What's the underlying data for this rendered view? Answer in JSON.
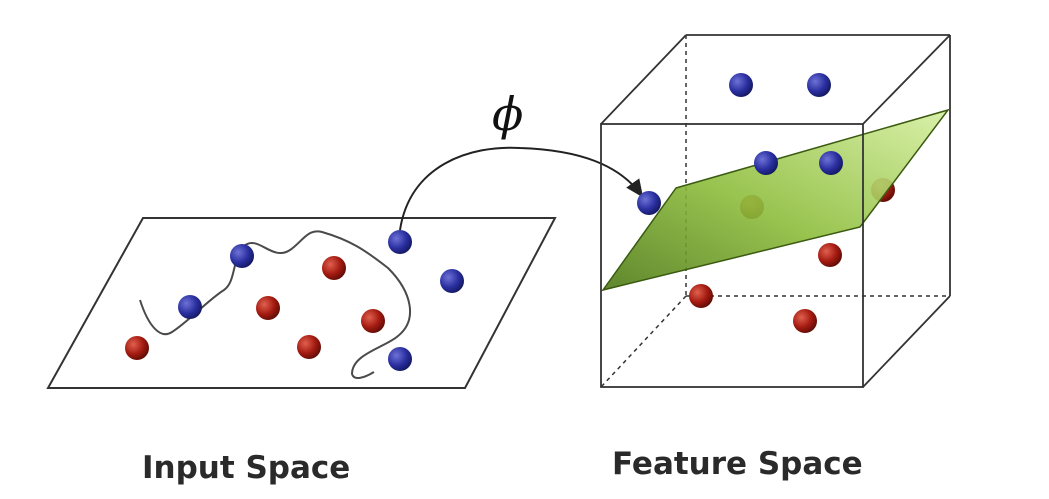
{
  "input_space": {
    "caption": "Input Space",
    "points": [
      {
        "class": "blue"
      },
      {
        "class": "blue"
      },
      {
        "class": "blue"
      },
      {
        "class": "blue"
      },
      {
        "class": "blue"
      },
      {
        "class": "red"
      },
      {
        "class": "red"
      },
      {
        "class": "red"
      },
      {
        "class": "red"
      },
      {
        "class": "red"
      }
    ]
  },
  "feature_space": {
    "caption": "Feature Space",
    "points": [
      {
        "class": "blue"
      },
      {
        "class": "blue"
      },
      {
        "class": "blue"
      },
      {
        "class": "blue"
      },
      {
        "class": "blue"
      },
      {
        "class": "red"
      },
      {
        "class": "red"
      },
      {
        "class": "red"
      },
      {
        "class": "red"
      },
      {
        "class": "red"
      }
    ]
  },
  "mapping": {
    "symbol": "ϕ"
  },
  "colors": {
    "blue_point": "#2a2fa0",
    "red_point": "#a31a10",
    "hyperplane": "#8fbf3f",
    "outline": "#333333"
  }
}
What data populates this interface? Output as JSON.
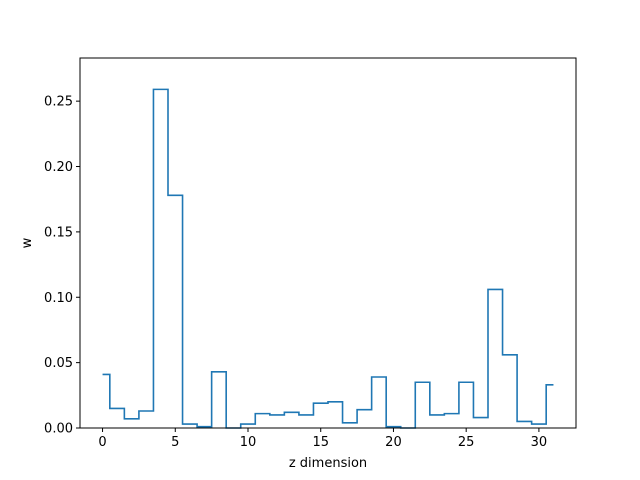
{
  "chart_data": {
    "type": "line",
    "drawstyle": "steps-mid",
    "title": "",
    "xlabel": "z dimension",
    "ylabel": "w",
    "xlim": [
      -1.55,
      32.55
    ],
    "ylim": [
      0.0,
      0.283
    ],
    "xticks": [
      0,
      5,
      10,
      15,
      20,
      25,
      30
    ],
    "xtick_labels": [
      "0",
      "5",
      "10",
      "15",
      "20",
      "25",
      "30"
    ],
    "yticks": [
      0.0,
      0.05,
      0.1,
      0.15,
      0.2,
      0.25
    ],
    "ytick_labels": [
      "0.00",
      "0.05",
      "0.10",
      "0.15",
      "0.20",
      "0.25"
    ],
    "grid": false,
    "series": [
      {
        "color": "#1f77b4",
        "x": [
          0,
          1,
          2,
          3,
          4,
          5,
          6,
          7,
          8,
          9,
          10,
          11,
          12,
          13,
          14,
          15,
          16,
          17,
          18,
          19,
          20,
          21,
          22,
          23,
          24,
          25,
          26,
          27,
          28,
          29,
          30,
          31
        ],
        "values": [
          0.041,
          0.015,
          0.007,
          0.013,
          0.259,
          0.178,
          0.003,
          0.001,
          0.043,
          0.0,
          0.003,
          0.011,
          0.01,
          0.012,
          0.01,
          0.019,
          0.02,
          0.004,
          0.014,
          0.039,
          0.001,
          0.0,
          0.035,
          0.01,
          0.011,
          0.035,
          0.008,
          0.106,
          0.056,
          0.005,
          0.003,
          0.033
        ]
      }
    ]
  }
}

* * * *

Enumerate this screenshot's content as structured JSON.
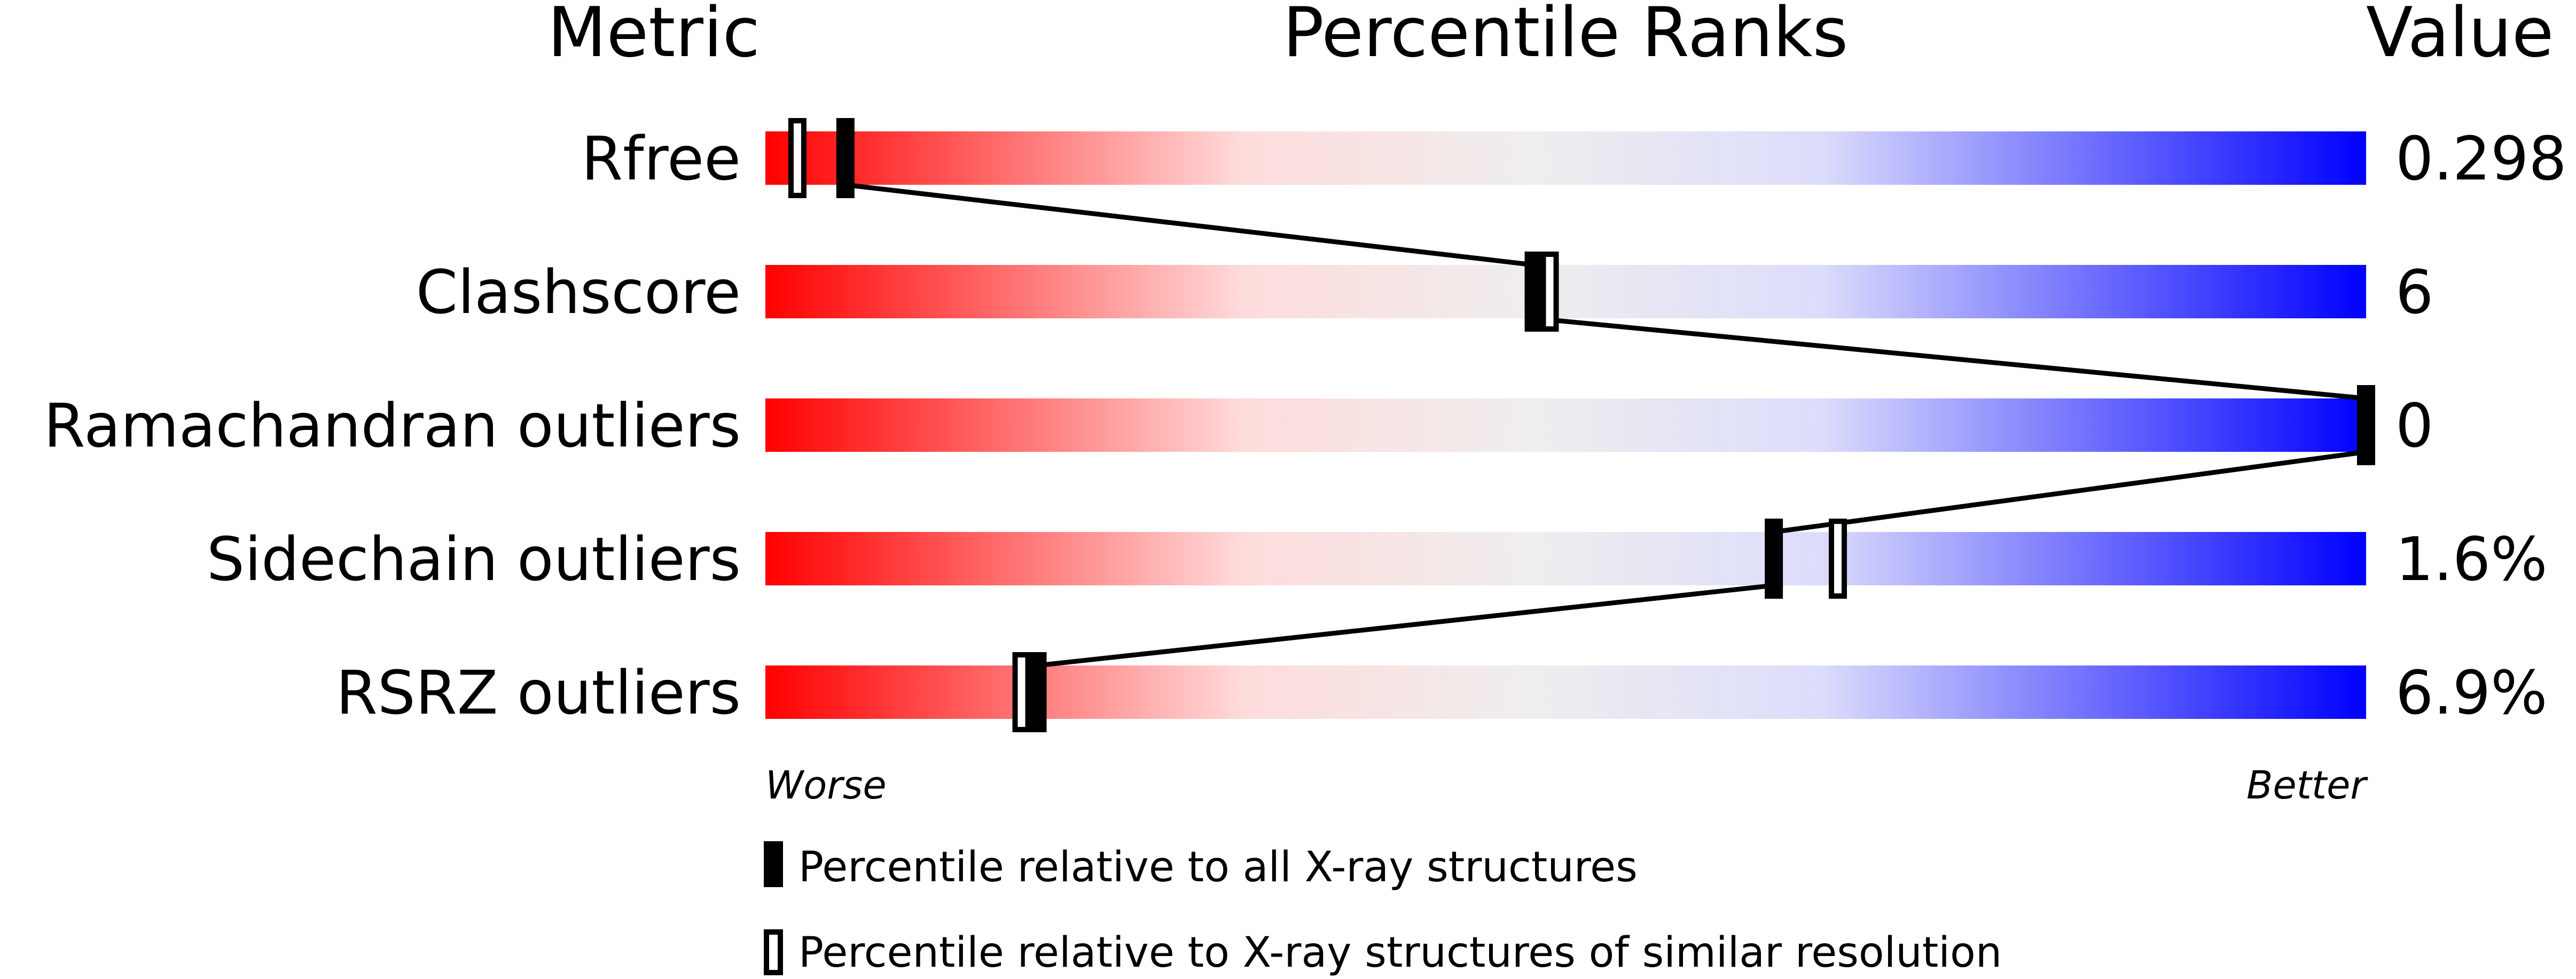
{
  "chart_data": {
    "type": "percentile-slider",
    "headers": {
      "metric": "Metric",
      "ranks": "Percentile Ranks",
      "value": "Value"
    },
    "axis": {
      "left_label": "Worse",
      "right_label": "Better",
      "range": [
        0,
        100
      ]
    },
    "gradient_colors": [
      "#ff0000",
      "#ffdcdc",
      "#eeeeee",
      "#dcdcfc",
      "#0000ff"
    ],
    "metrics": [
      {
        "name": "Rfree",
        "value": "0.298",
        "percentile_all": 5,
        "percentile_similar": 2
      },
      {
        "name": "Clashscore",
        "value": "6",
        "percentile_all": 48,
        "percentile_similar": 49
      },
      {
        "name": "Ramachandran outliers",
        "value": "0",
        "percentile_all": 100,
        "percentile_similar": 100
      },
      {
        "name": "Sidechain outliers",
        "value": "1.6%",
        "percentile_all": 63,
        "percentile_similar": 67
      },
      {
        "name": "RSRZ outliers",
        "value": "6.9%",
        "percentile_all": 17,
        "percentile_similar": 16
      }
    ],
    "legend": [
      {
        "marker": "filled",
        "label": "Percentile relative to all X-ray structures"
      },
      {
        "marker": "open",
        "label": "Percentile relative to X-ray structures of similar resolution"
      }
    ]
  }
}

* * * *

### PROBLEM DETAILS
Filter the listing above by the word "this"; copy each line that passes.

### WRITTEN SOLUTION
What's the underlying data for this rendered view? Answer in JSON.
What data populates this interface? Output as JSON.
Enumerate this screenshot's content as structured JSON.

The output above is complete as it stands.